┌─ Source extract

Are files getting corrupted during dataset creation using tiledbvcf?

Hello,

I am using tiledbvcf to create a dataset. I have to ingest 1700 files in the dataset. When I started the dataset creation process, and I check for the files the process was going smoothly . I queried in between the dataset creation process ( ingested around 1000 files ) a query say “X”, which yields results. But after doing so again when the ingestion was about to complete, I didn;t get any results for the same query “X” ( got an empty data frame )

Can anyone please guide me about what is happening?

Hi @Vibhorgupta31,

The dataset should be consistent during dataset creation. When you run a query, it will open the dataset and include only the data committed prior to the dataset open time.

Do you get the expected result when running the query after ingestion completes?

Thank you @George_Powley for your reply. Please find the problem in more detail below :

I am running a script on a server that ingests files into a dataset. While ingestion is in process, I query the dataset. I understand queries will only return results on ingested data so far.

└─

**Written request a:** Translate this sentence from the forum thread into German: "When you run a query, it will open the dataset and include only the data committed prior to the dataset open time."

┌─ Data to process

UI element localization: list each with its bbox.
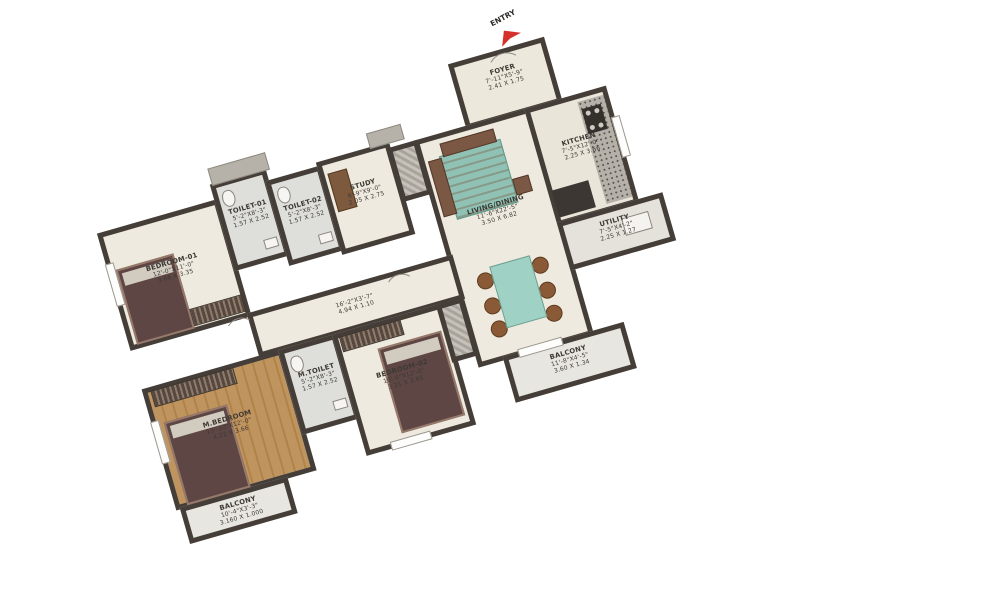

└─
┌─ Data to process

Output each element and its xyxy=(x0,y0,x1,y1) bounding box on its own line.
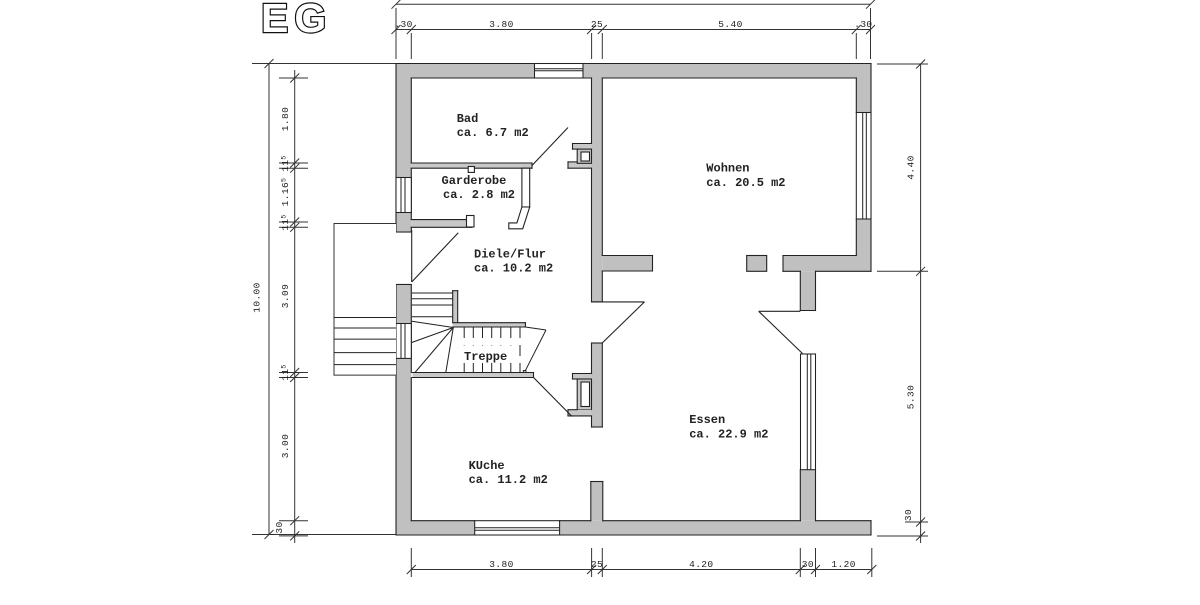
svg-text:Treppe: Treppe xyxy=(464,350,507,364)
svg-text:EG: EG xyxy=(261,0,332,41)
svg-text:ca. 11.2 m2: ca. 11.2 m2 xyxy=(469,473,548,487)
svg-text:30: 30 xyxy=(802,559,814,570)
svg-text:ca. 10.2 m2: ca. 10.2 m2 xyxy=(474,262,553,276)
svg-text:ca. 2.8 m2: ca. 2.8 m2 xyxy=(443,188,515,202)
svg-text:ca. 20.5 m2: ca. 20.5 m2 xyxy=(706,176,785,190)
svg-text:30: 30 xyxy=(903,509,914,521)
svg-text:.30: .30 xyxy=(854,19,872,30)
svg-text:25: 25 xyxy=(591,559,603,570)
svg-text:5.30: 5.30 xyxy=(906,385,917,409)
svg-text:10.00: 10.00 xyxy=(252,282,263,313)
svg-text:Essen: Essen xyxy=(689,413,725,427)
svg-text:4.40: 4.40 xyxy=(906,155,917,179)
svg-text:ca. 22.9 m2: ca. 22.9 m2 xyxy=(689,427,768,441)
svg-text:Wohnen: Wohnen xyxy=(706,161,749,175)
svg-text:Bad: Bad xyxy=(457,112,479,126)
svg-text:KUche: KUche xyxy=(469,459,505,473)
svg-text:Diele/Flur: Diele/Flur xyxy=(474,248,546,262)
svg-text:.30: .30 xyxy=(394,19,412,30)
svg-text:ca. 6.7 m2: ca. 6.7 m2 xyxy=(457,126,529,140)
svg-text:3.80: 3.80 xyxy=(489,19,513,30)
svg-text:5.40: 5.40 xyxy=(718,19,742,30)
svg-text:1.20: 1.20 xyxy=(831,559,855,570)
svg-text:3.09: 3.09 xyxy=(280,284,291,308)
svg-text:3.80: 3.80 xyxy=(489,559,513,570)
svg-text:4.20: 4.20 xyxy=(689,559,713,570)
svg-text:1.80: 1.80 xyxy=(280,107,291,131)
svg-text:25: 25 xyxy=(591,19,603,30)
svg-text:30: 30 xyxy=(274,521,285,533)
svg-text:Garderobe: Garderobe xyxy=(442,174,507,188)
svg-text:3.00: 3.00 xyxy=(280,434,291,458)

└─

**Written request b:** From the rows above, print everything from the line that contains "Output each element" down to the line that contains "svg-text:5.40: 5.40 xyxy=(718,19,742,30)", with both of those lines included. Leave the pictures out.

**Response a:** Wenn Sie eine Abfrage ausführen, öffnet sie das Dataset und berücksichtigt nur die Daten, die vor dem Zeitpunkt des Öffnens des Datasets festgeschrieben wurden.

**Response b:**
Output each element and its xyxy=(x0,y0,x1,y1) bounding box on its own line.
svg-text:Treppe: Treppe xyxy=(464,350,507,364)
svg-text:EG: EG xyxy=(261,0,332,41)
svg-text:ca. 11.2 m2: ca. 11.2 m2 xyxy=(469,473,548,487)
svg-text:30: 30 xyxy=(802,559,814,570)
svg-text:ca. 10.2 m2: ca. 10.2 m2 xyxy=(474,262,553,276)
svg-text:ca. 2.8 m2: ca. 2.8 m2 xyxy=(443,188,515,202)
svg-text:ca. 20.5 m2: ca. 20.5 m2 xyxy=(706,176,785,190)
svg-text:30: 30 xyxy=(903,509,914,521)
svg-text:.30: .30 xyxy=(854,19,872,30)
svg-text:25: 25 xyxy=(591,559,603,570)
svg-text:5.30: 5.30 xyxy=(906,385,917,409)
svg-text:10.00: 10.00 xyxy=(252,282,263,313)
svg-text:Essen: Essen xyxy=(689,413,725,427)
svg-text:4.40: 4.40 xyxy=(906,155,917,179)
svg-text:ca. 22.9 m2: ca. 22.9 m2 xyxy=(689,427,768,441)
svg-text:Wohnen: Wohnen xyxy=(706,161,749,175)
svg-text:Bad: Bad xyxy=(457,112,479,126)
svg-text:KUche: KUche xyxy=(469,459,505,473)
svg-text:Diele/Flur: Diele/Flur xyxy=(474,248,546,262)
svg-text:.30: .30 xyxy=(394,19,412,30)
svg-text:ca. 6.7 m2: ca. 6.7 m2 xyxy=(457,126,529,140)
svg-text:3.80: 3.80 xyxy=(489,19,513,30)
svg-text:5.40: 5.40 xyxy=(718,19,742,30)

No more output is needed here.